■ PROBLEM REQUIREMENTS ■
Write out the records below once more, exactly as they stand.

■ MATERIAL TO PROCESS ■
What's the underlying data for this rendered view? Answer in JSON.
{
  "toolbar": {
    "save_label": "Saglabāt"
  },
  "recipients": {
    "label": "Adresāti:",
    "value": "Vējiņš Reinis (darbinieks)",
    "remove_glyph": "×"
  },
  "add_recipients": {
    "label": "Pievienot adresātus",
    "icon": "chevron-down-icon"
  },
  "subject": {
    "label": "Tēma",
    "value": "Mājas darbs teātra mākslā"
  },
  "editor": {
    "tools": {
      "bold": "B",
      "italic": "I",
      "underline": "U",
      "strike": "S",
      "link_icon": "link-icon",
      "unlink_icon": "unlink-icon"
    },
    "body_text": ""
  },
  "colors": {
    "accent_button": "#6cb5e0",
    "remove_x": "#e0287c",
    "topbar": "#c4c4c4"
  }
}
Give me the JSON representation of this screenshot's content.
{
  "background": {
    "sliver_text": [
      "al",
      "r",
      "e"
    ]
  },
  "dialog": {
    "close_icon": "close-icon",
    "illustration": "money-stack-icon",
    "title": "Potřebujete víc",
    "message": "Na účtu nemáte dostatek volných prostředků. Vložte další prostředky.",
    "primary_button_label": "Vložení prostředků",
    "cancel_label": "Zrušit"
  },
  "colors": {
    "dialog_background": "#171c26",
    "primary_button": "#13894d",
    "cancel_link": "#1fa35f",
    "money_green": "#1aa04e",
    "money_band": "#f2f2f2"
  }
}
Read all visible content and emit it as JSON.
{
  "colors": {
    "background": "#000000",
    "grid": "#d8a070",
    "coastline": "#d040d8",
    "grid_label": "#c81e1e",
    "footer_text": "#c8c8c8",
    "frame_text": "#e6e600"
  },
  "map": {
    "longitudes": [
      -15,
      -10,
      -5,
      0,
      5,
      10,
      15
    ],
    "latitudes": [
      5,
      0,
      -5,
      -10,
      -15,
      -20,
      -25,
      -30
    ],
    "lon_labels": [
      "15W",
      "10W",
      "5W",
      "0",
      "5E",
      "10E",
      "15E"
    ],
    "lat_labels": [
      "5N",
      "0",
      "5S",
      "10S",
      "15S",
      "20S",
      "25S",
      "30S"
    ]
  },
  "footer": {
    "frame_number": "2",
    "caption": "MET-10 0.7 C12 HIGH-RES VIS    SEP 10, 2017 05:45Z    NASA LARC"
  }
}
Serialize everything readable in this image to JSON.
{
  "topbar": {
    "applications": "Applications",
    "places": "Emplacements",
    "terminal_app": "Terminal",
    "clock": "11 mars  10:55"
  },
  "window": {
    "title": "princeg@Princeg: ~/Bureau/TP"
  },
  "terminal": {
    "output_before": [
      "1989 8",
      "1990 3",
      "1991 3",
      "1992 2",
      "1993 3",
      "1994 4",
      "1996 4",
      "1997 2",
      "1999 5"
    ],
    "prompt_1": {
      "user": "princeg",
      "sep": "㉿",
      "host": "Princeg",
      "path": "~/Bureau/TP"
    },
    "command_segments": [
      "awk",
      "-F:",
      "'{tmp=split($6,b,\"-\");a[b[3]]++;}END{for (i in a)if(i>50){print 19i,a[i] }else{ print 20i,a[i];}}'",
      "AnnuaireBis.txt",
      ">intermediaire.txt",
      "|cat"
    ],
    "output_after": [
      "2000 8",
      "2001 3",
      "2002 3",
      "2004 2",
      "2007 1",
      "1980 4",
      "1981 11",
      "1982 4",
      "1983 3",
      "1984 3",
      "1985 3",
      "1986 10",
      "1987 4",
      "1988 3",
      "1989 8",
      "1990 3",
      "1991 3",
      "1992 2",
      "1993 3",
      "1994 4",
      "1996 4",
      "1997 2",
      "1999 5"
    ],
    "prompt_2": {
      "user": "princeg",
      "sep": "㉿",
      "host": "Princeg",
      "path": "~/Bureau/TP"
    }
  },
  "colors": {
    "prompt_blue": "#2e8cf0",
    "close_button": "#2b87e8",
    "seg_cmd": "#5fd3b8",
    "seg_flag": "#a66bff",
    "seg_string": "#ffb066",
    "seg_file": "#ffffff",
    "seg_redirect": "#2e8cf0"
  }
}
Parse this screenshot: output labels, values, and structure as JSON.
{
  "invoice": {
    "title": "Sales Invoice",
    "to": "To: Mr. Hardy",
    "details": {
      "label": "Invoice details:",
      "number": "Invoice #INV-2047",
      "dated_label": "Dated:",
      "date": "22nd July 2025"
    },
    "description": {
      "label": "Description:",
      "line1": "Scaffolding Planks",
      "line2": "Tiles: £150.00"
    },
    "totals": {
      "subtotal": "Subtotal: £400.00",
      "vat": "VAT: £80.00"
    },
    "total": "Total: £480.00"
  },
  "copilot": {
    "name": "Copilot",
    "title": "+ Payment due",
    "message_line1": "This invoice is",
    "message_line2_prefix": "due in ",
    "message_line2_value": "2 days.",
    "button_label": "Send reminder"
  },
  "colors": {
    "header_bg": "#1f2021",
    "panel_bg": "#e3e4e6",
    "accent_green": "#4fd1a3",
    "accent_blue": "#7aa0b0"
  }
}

■ EXERCISE RESULT ■
What's the underlying data for this rendered view? Answer in JSON.
{
  "toolbar": {
    "save_label": "Saglabāt"
  },
  "recipients": {
    "label": "Adresāti:",
    "value": "Vējiņš Reinis (darbinieks)",
    "remove_glyph": "×"
  },
  "add_recipients": {
    "label": "Pievienot adresātus",
    "icon": "chevron-down-icon"
  },
  "subject": {
    "label": "Tēma",
    "value": "Mājas darbs teātra mākslā"
  },
  "editor": {
    "tools": {
      "bold": "B",
      "italic": "I",
      "underline": "U",
      "strike": "S",
      "link_icon": "link-icon",
      "unlink_icon": "unlink-icon"
    },
    "body_text": ""
  },
  "colors": {
    "accent_button": "#6cb5e0",
    "remove_x": "#e0287c",
    "topbar": "#c4c4c4"
  }
}
Give me the JSON representation of this screenshot's content.
{
  "background": {
    "sliver_text": [
      "al",
      "r",
      "e"
    ]
  },
  "dialog": {
    "close_icon": "close-icon",
    "illustration": "money-stack-icon",
    "title": "Potřebujete víc",
    "message": "Na účtu nemáte dostatek volných prostředků. Vložte další prostředky.",
    "primary_button_label": "Vložení prostředků",
    "cancel_label": "Zrušit"
  },
  "colors": {
    "dialog_background": "#171c26",
    "primary_button": "#13894d",
    "cancel_link": "#1fa35f",
    "money_green": "#1aa04e",
    "money_band": "#f2f2f2"
  }
}
Read all visible content and emit it as JSON.
{
  "colors": {
    "background": "#000000",
    "grid": "#d8a070",
    "coastline": "#d040d8",
    "grid_label": "#c81e1e",
    "footer_text": "#c8c8c8",
    "frame_text": "#e6e600"
  },
  "map": {
    "longitudes": [
      -15,
      -10,
      -5,
      0,
      5,
      10,
      15
    ],
    "latitudes": [
      5,
      0,
      -5,
      -10,
      -15,
      -20,
      -25,
      -30
    ],
    "lon_labels": [
      "15W",
      "10W",
      "5W",
      "0",
      "5E",
      "10E",
      "15E"
    ],
    "lat_labels": [
      "5N",
      "0",
      "5S",
      "10S",
      "15S",
      "20S",
      "25S",
      "30S"
    ]
  },
  "footer": {
    "frame_number": "2",
    "caption": "MET-10 0.7 C12 HIGH-RES VIS    SEP 10, 2017 05:45Z    NASA LARC"
  }
}
Serialize everything readable in this image to JSON.
{
  "topbar": {
    "applications": "Applications",
    "places": "Emplacements",
    "terminal_app": "Terminal",
    "clock": "11 mars  10:55"
  },
  "window": {
    "title": "princeg@Princeg: ~/Bureau/TP"
  },
  "terminal": {
    "output_before": [
      "1989 8",
      "1990 3",
      "1991 3",
      "1992 2",
      "1993 3",
      "1994 4",
      "1996 4",
      "1997 2",
      "1999 5"
    ],
    "prompt_1": {
      "user": "princeg",
      "sep": "㉿",
      "host": "Princeg",
      "path": "~/Bureau/TP"
    },
    "command_segments": [
      "awk",
      "-F:",
      "'{tmp=split($6,b,\"-\");a[b[3]]++;}END{for (i in a)if(i>50){print 19i,a[i] }else{ print 20i,a[i];}}'",
      "AnnuaireBis.txt",
      ">intermediaire.txt",
      "|cat"
    ],
    "output_after": [
      "2000 8",
      "2001 3",
      "2002 3",
      "2004 2",
      "2007 1",
      "1980 4",
      "1981 11",
      "1982 4",
      "1983 3",
      "1984 3",
      "1985 3",
      "1986 10",
      "1987 4",
      "1988 3",
      "1989 8",
      "1990 3",
      "1991 3",
      "1992 2",
      "1993 3",
      "1994 4",
      "1996 4",
      "1997 2",
      "1999 5"
    ],
    "prompt_2": {
      "user": "princeg",
      "sep": "㉿",
      "host": "Princeg",
      "path": "~/Bureau/TP"
    }
  },
  "colors": {
    "prompt_blue": "#2e8cf0",
    "close_button": "#2b87e8",
    "seg_cmd": "#5fd3b8",
    "seg_flag": "#a66bff",
    "seg_string": "#ffb066",
    "seg_file": "#ffffff",
    "seg_redirect": "#2e8cf0"
  }
}
Parse this screenshot: output labels, values, and structure as JSON.
{
  "invoice": {
    "title": "Sales Invoice",
    "to": "To: Mr. Hardy",
    "details": {
      "label": "Invoice details:",
      "number": "Invoice #INV-2047",
      "dated_label": "Dated:",
      "date": "22nd July 2025"
    },
    "description": {
      "label": "Description:",
      "line1": "Scaffolding Planks",
      "line2": "Tiles: £150.00"
    },
    "totals": {
      "subtotal": "Subtotal: £400.00",
      "vat": "VAT: £80.00"
    },
    "total": "Total: £480.00"
  },
  "copilot": {
    "name": "Copilot",
    "title": "+ Payment due",
    "message_line1": "This invoice is",
    "message_line2_prefix": "due in ",
    "message_line2_value": "2 days.",
    "button_label": "Send reminder"
  },
  "colors": {
    "header_bg": "#1f2021",
    "panel_bg": "#e3e4e6",
    "accent_green": "#4fd1a3",
    "accent_blue": "#7aa0b0"
  }
}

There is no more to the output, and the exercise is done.